INSTRUCTION:
Below is a listing to write out in full, exactly as given, without its pictures.

A run of records:
# # # #

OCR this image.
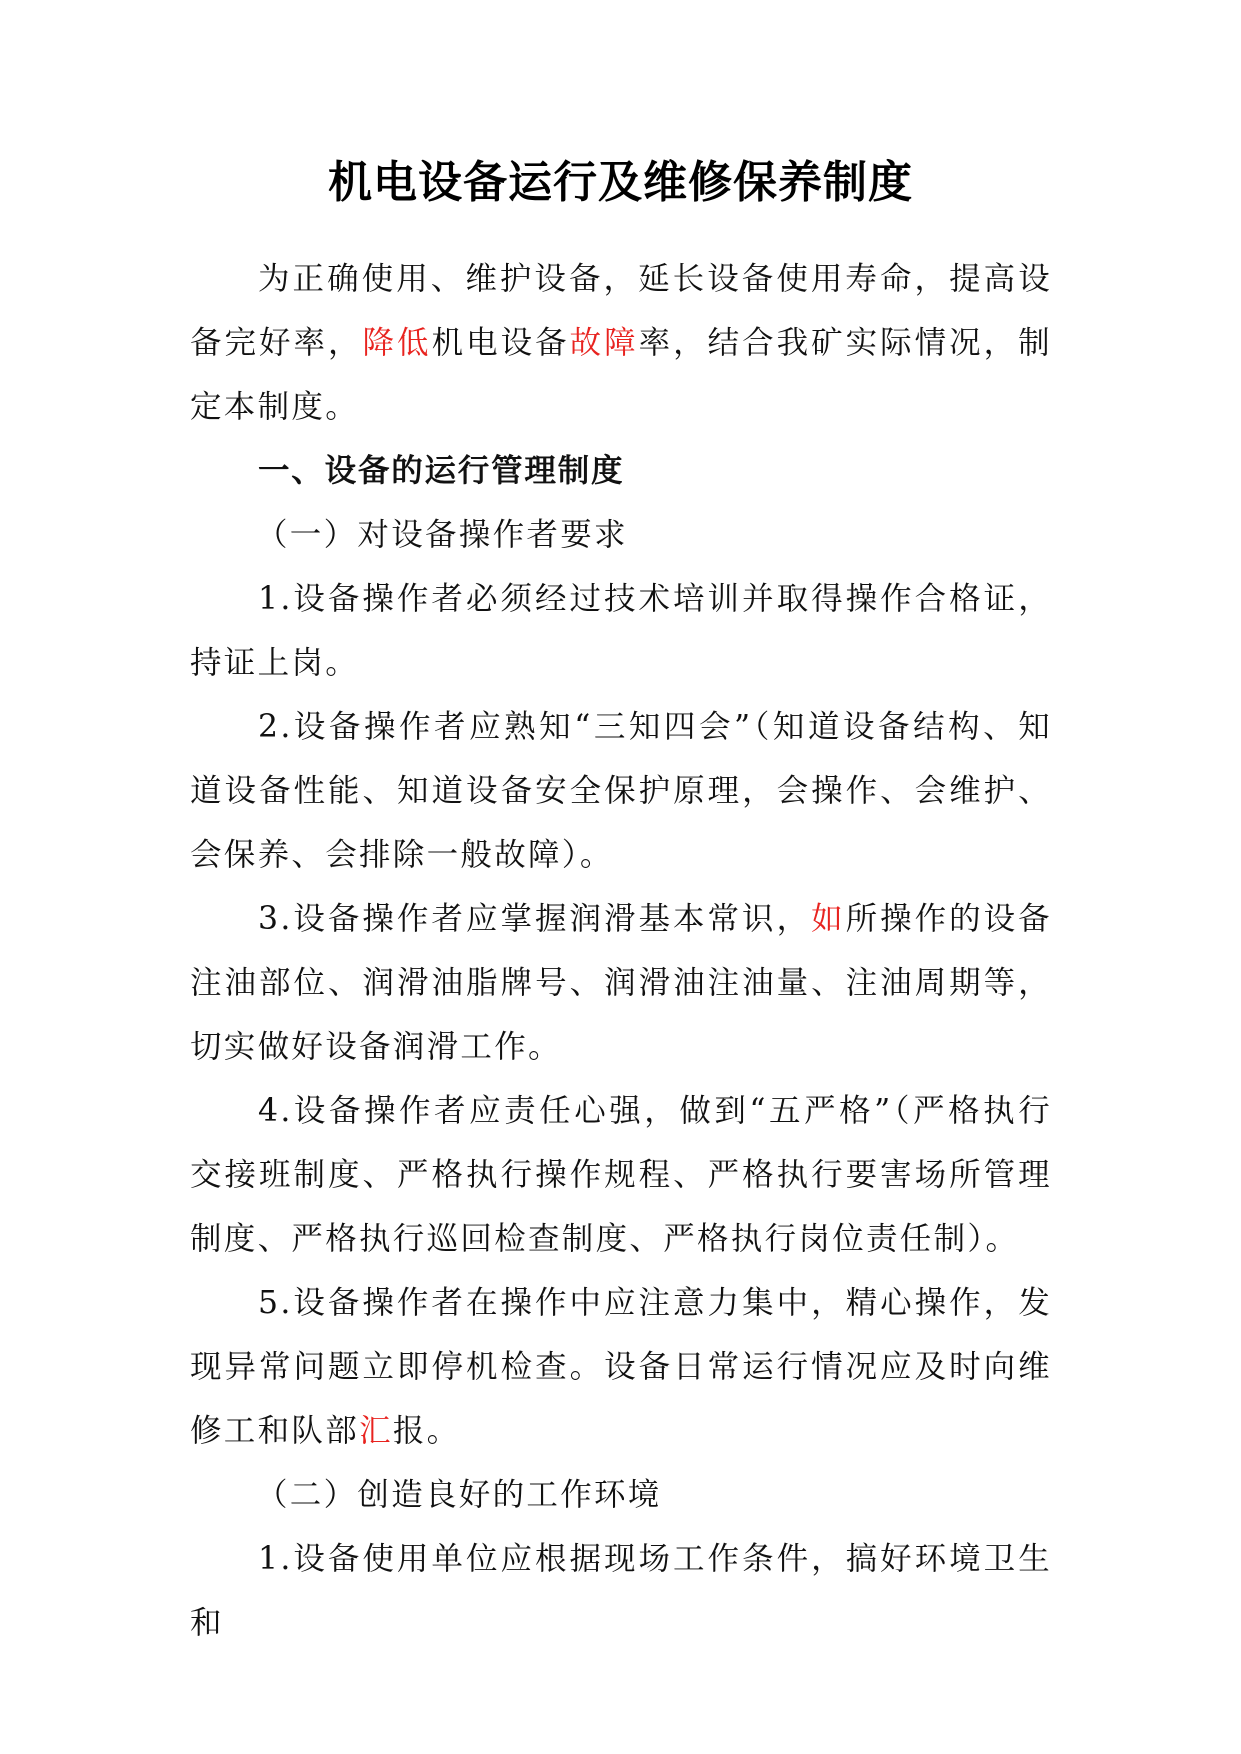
机电设备运行及维修保养制度

为正确使用、维护设备，延长设备使用寿命，提高设备完好率，降低机电设备故障率，结合我矿实际情况，制定本制度。

一、设备的运行管理制度

（一）对设备操作者要求

1.设备操作者必须经过技术培训并取得操作合格证，持证上岗。

2.设备操作者应熟知“三知四会”（知道设备结构、知道设备性能、知道设备安全保护原理，会操作、会维护、会保养、会排除一般故障）。

3.设备操作者应掌握润滑基本常识，如所操作的设备注油部位、润滑油脂牌号、润滑油注油量、注油周期等，切实做好设备润滑工作。

4.设备操作者应责任心强，做到“五严格”（严格执行交接班制度、严格执行操作规程、严格执行要害场所管理制度、严格执行巡回检查制度、严格执行岗位责任制）。

5.设备操作者在操作中应注意力集中，精心操作，发现异常问题立即停机检查。设备日常运行情况应及时向维修工和队部汇报。

（二）创造良好的工作环境

1.设备使用单位应根据现场工作条件，搞好环境卫生和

# # # #

REPLY:
OCR this image.
机电设备运行及维修保养制度

为正确使用、维护设备，延长设备使用寿命，提高设备完好率，降低机电设备故障率，结合我矿实际情况，制定本制度。

一、设备的运行管理制度

（一）对设备操作者要求

1.设备操作者必须经过技术培训并取得操作合格证，持证上岗。

2.设备操作者应熟知“三知四会”（知道设备结构、知道设备性能、知道设备安全保护原理，会操作、会维护、会保养、会排除一般故障）。

3.设备操作者应掌握润滑基本常识，如所操作的设备注油部位、润滑油脂牌号、润滑油注油量、注油周期等，切实做好设备润滑工作。

4.设备操作者应责任心强，做到“五严格”（严格执行交接班制度、严格执行操作规程、严格执行要害场所管理制度、严格执行巡回检查制度、严格执行岗位责任制）。

5.设备操作者在操作中应注意力集中，精心操作，发现异常问题立即停机检查。设备日常运行情况应及时向维修工和队部汇报。

（二）创造良好的工作环境

1.设备使用单位应根据现场工作条件，搞好环境卫生和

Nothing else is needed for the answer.